■ INSTRUCTIONS FOR THE TASK ■
Give the number of lines in the listing below that include the word "проекта", with nothing more.

■ RECORD LIST ■
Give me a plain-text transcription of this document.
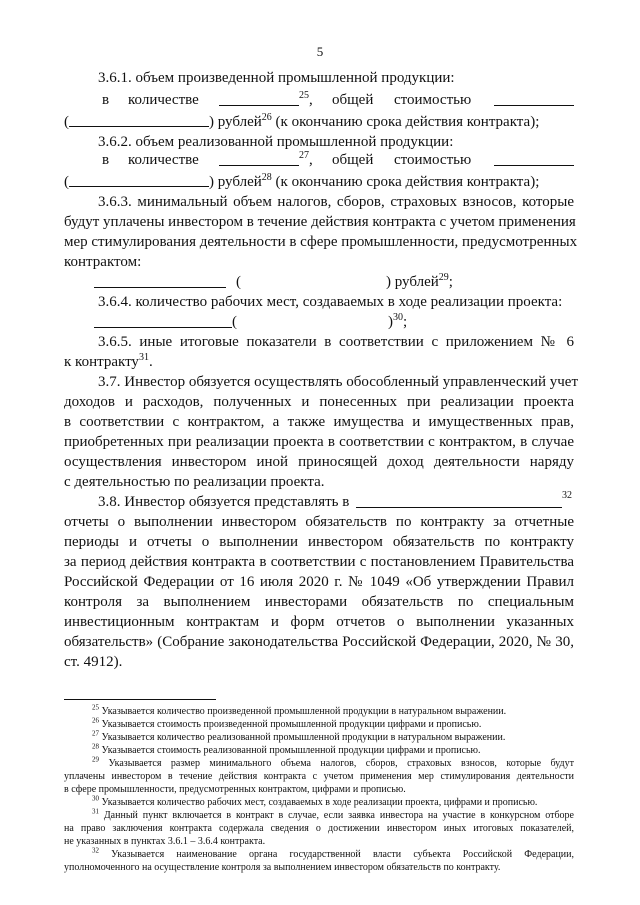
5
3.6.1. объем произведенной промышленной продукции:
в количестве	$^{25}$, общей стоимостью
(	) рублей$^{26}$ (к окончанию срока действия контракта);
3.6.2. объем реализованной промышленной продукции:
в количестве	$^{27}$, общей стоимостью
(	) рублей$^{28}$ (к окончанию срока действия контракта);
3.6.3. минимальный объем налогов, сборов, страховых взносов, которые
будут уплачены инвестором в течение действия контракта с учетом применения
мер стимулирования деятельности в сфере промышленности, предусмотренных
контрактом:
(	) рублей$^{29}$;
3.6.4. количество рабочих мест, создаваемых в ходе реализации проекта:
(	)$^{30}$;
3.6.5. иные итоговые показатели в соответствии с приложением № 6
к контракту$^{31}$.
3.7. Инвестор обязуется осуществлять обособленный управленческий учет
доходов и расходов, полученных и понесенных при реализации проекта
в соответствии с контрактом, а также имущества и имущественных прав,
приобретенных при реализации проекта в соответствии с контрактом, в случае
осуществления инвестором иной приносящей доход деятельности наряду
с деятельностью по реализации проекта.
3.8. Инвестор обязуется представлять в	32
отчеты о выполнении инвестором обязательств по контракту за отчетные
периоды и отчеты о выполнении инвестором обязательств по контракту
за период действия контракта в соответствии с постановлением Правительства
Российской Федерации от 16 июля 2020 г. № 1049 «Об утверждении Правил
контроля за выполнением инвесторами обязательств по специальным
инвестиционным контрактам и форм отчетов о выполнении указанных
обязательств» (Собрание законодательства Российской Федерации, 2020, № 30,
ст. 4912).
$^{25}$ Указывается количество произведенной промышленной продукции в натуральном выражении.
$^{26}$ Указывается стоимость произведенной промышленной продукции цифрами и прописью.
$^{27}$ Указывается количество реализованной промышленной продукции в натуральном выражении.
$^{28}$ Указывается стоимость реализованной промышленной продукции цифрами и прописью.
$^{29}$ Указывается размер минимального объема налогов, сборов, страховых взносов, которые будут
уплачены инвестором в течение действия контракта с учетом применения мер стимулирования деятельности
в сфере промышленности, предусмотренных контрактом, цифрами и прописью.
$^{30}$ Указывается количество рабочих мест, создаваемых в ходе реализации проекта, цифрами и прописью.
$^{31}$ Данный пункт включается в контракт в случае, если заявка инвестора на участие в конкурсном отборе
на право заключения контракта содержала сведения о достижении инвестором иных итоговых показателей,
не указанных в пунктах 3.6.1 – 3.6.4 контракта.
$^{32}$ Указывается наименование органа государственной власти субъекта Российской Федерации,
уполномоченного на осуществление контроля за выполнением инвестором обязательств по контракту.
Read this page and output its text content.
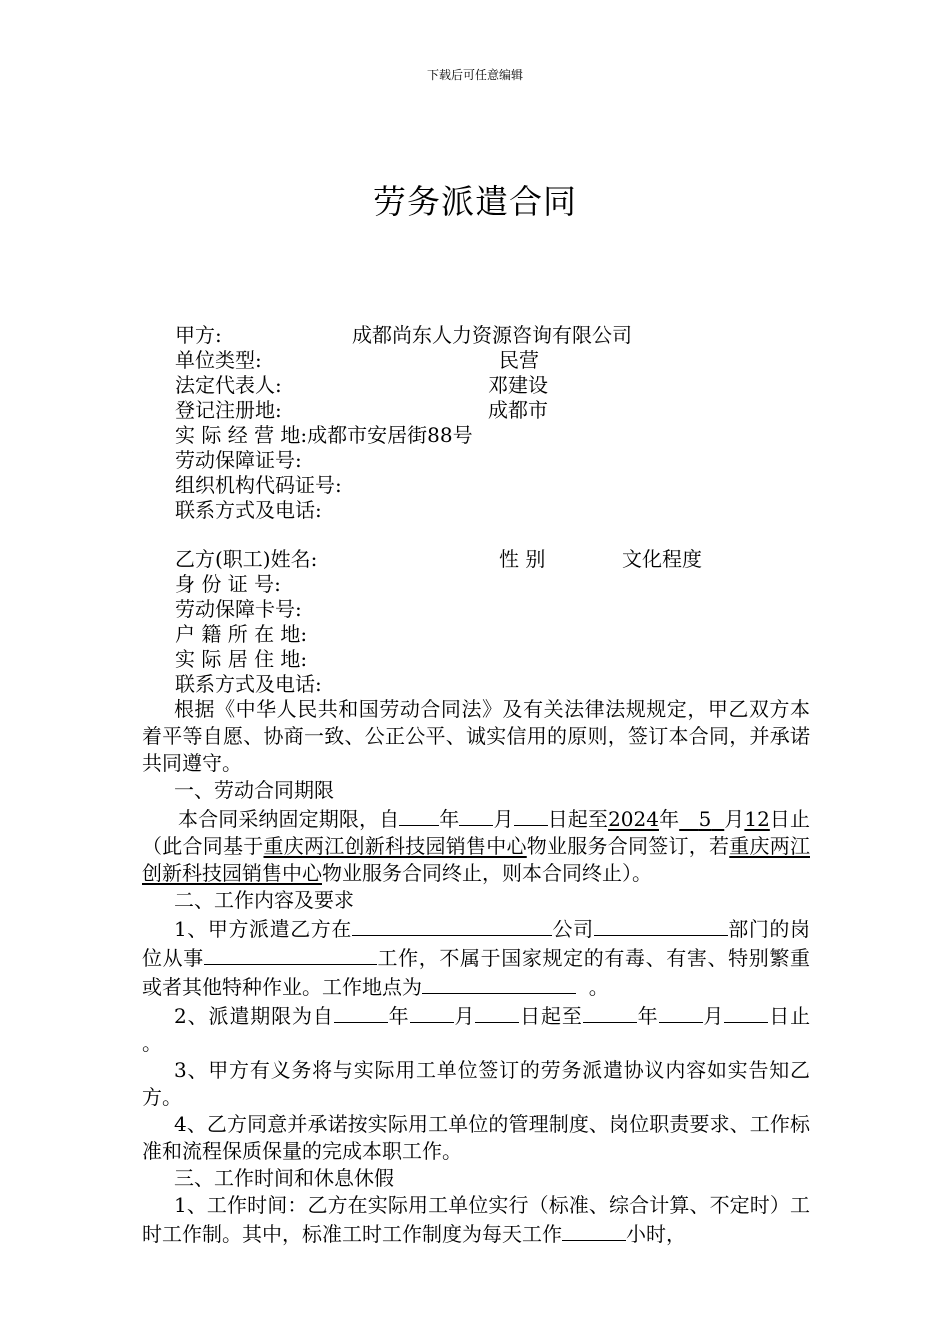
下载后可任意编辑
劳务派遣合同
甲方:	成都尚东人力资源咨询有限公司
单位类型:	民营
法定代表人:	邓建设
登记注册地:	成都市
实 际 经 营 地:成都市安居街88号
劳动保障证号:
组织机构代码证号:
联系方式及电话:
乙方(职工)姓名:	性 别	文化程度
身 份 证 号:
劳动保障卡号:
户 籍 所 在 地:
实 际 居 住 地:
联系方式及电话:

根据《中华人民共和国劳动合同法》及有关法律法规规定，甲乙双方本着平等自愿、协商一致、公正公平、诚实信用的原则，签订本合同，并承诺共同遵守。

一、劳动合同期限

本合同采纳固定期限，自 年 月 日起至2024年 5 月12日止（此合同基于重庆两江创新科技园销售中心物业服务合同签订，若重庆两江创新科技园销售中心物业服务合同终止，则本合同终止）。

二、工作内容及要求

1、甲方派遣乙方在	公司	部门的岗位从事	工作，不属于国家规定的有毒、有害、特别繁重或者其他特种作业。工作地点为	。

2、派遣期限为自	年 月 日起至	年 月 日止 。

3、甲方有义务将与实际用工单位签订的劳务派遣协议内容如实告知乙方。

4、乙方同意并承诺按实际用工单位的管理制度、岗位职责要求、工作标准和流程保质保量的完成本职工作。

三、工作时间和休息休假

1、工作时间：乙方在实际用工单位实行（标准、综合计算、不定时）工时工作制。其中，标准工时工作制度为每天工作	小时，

...

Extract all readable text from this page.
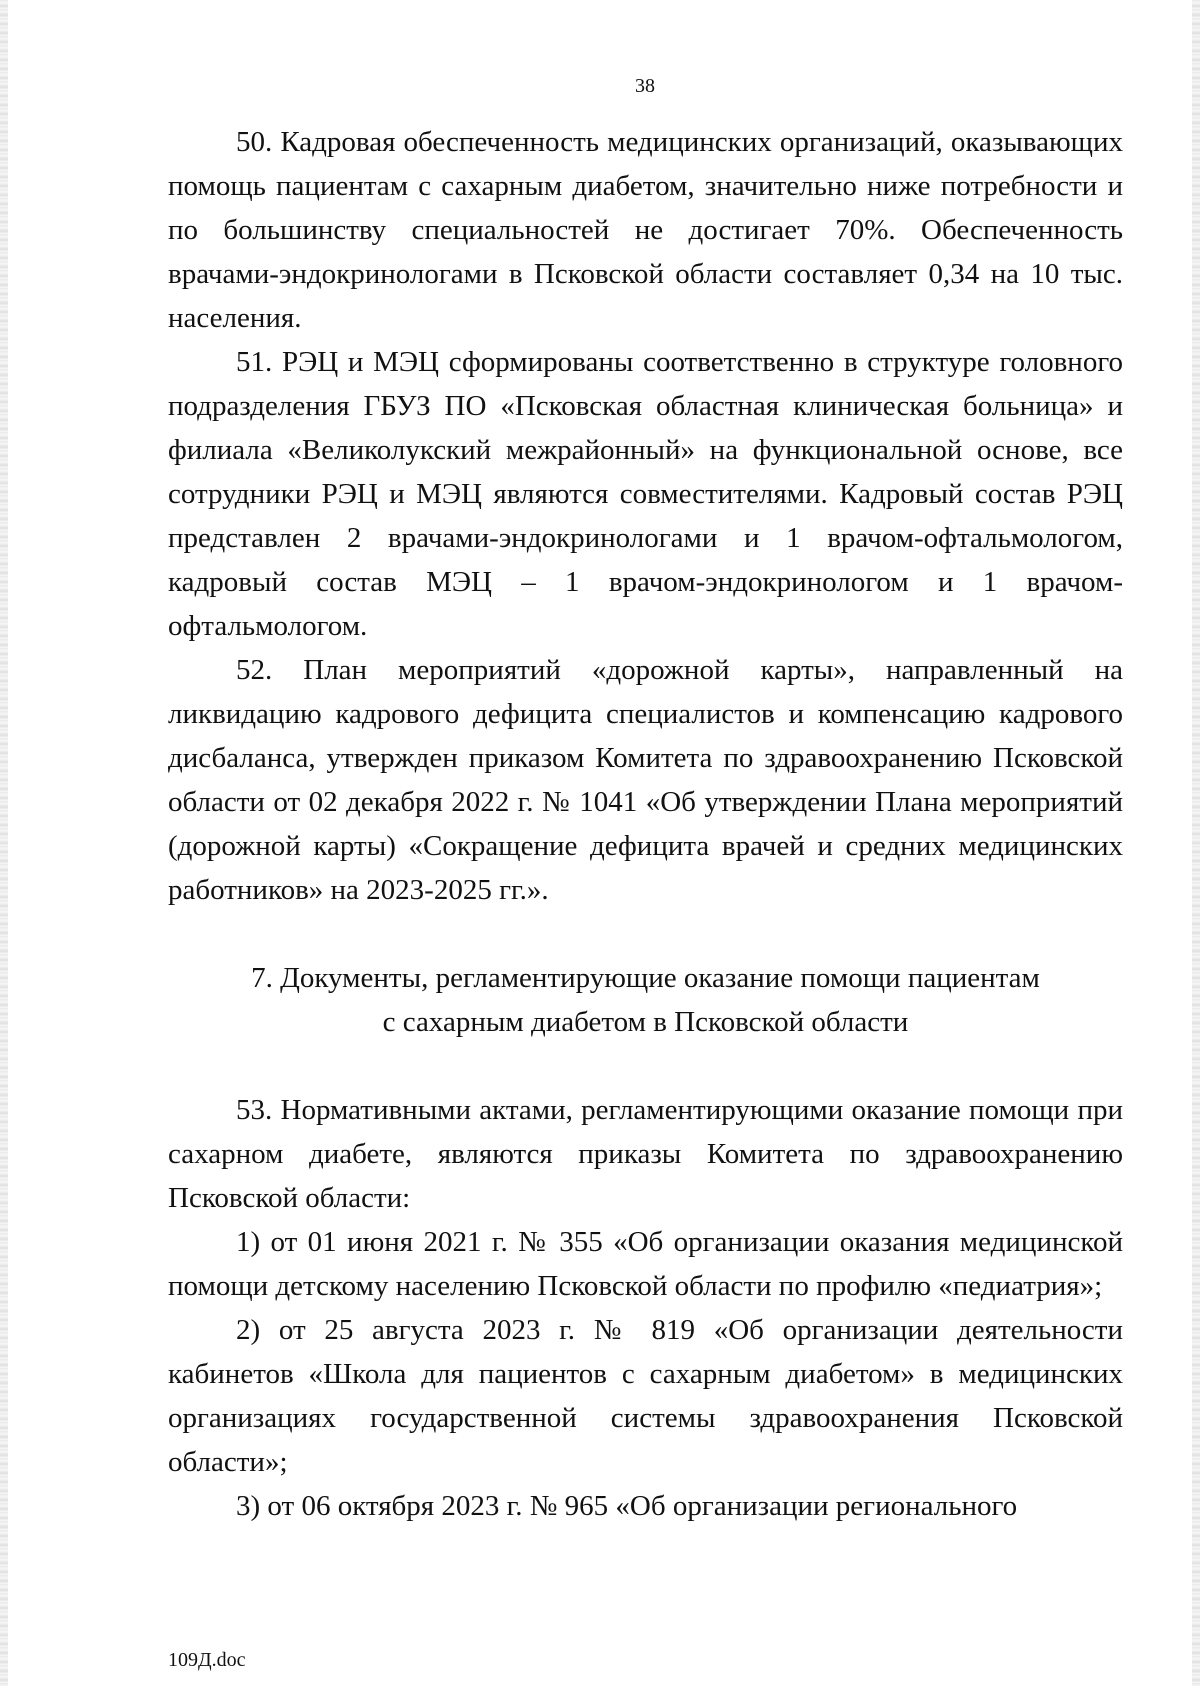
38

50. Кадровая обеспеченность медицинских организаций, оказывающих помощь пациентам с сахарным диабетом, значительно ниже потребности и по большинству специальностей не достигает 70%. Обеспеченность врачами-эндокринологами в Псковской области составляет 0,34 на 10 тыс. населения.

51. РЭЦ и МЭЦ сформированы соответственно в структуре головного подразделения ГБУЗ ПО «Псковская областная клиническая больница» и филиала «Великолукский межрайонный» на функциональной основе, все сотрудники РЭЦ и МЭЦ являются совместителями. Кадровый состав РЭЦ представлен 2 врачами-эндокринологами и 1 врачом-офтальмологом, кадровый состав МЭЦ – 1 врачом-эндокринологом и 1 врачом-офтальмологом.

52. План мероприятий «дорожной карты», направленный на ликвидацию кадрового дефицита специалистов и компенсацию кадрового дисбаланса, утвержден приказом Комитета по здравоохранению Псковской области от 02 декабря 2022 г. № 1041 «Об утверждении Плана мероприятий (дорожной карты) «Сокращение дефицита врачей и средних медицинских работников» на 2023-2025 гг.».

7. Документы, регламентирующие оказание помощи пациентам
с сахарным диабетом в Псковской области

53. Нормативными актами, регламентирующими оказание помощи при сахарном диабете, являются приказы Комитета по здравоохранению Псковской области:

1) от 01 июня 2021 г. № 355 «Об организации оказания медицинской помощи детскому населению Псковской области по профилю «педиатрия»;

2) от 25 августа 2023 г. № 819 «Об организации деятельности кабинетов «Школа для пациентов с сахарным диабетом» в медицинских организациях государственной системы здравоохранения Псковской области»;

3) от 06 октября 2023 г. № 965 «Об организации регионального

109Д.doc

■ ANSWER IN FULL ■
5